Dataset items:
• • • •

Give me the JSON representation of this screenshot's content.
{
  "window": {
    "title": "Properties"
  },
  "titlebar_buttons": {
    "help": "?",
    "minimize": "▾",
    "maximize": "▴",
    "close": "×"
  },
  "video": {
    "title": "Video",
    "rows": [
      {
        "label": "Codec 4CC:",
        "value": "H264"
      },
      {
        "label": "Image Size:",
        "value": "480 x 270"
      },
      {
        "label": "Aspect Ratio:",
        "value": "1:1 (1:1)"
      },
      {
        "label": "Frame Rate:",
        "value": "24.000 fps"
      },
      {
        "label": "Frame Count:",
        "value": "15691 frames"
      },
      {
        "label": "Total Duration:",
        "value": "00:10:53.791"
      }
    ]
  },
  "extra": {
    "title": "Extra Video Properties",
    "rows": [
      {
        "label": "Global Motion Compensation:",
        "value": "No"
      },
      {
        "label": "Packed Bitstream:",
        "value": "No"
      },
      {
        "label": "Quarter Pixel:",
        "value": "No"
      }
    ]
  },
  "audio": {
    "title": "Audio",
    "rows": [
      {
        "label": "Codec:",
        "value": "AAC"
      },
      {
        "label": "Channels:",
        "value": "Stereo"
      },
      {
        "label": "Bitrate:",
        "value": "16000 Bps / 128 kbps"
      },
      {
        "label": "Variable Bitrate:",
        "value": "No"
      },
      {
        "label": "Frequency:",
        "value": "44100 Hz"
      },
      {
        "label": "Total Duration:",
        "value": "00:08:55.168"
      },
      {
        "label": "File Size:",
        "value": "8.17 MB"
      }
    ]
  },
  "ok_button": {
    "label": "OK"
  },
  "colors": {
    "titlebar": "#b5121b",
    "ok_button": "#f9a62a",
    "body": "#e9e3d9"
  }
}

• • • •

Copy every line of the records word for word.

Give me the JSON representation of this screenshot's content.
{
  "window": {
    "title": "Properties"
  },
  "titlebar_buttons": {
    "help": "?",
    "minimize": "▾",
    "maximize": "▴",
    "close": "×"
  },
  "video": {
    "title": "Video",
    "rows": [
      {
        "label": "Codec 4CC:",
        "value": "H264"
      },
      {
        "label": "Image Size:",
        "value": "480 x 270"
      },
      {
        "label": "Aspect Ratio:",
        "value": "1:1 (1:1)"
      },
      {
        "label": "Frame Rate:",
        "value": "24.000 fps"
      },
      {
        "label": "Frame Count:",
        "value": "15691 frames"
      },
      {
        "label": "Total Duration:",
        "value": "00:10:53.791"
      }
    ]
  },
  "extra": {
    "title": "Extra Video Properties",
    "rows": [
      {
        "label": "Global Motion Compensation:",
        "value": "No"
      },
      {
        "label": "Packed Bitstream:",
        "value": "No"
      },
      {
        "label": "Quarter Pixel:",
        "value": "No"
      }
    ]
  },
  "audio": {
    "title": "Audio",
    "rows": [
      {
        "label": "Codec:",
        "value": "AAC"
      },
      {
        "label": "Channels:",
        "value": "Stereo"
      },
      {
        "label": "Bitrate:",
        "value": "16000 Bps / 128 kbps"
      },
      {
        "label": "Variable Bitrate:",
        "value": "No"
      },
      {
        "label": "Frequency:",
        "value": "44100 Hz"
      },
      {
        "label": "Total Duration:",
        "value": "00:08:55.168"
      },
      {
        "label": "File Size:",
        "value": "8.17 MB"
      }
    ]
  },
  "ok_button": {
    "label": "OK"
  },
  "colors": {
    "titlebar": "#b5121b",
    "ok_button": "#f9a62a",
    "body": "#e9e3d9"
  }
}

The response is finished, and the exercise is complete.